───── Data for this task

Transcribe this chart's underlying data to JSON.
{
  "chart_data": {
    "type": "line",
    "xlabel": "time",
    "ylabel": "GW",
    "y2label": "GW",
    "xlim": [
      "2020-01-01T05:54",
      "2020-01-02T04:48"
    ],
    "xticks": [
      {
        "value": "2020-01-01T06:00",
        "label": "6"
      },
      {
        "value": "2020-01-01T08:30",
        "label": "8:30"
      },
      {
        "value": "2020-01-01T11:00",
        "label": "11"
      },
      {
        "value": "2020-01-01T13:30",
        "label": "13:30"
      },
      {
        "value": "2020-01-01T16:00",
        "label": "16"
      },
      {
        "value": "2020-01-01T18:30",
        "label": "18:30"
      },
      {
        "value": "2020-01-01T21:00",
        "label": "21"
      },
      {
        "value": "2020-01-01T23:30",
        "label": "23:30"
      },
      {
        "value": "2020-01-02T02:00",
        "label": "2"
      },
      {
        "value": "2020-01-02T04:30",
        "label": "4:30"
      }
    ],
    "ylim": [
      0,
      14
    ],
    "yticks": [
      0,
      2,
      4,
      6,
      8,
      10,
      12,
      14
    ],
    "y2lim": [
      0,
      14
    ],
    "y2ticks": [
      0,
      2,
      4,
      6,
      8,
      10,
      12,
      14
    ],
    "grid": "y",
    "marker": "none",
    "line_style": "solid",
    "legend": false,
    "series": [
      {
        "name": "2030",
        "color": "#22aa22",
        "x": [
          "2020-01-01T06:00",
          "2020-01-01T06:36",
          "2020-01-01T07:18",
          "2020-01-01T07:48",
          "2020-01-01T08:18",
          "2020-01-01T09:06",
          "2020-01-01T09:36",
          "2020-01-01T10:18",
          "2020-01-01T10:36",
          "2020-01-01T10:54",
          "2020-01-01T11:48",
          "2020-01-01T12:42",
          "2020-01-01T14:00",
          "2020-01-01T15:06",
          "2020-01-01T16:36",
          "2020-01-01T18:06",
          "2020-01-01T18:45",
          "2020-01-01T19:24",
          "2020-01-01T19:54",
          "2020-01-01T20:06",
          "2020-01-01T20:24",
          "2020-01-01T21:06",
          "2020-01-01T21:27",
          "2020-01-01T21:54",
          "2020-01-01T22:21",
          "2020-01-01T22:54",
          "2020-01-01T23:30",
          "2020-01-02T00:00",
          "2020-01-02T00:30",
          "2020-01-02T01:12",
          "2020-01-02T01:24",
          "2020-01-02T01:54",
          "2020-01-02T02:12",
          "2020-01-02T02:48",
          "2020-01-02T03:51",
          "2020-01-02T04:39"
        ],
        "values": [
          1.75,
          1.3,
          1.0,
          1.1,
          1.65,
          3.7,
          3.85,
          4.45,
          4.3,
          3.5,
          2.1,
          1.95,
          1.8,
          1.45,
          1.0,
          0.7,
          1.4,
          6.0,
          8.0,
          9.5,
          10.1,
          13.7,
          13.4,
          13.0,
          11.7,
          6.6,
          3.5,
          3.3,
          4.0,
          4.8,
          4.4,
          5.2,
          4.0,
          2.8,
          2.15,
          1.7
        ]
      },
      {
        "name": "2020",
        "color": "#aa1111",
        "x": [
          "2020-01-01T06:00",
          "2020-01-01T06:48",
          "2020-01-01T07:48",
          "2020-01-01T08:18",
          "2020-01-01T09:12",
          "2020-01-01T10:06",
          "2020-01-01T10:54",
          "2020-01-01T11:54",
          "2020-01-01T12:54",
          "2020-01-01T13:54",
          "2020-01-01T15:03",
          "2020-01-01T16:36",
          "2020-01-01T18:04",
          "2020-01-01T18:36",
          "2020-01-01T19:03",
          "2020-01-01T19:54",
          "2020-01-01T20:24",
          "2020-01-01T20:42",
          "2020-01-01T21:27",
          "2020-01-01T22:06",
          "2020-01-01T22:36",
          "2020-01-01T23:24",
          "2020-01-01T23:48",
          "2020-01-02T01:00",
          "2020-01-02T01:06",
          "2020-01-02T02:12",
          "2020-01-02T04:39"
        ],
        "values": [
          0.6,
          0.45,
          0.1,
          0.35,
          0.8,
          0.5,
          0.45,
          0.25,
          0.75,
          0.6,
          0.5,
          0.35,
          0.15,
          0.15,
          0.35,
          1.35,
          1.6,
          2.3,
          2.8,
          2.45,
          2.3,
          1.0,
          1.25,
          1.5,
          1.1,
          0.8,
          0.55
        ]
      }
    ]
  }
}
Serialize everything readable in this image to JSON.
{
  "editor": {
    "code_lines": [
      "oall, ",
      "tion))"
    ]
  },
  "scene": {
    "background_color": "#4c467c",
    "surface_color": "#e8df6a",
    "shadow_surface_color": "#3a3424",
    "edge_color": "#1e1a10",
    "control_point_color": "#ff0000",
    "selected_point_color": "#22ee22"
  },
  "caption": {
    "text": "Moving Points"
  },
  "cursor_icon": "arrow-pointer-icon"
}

──────────

§ **Task objective**
Write out, word for word, every line from the one containing "Serialize everything readable" through the last line of the records above.

§ **Result of the exercise**
Serialize everything readable in this image to JSON.
{
  "editor": {
    "code_lines": [
      "oall, ",
      "tion))"
    ]
  },
  "scene": {
    "background_color": "#4c467c",
    "surface_color": "#e8df6a",
    "shadow_surface_color": "#3a3424",
    "edge_color": "#1e1a10",
    "control_point_color": "#ff0000",
    "selected_point_color": "#22ee22"
  },
  "caption": {
    "text": "Moving Points"
  },
  "cursor_icon": "arrow-pointer-icon"
}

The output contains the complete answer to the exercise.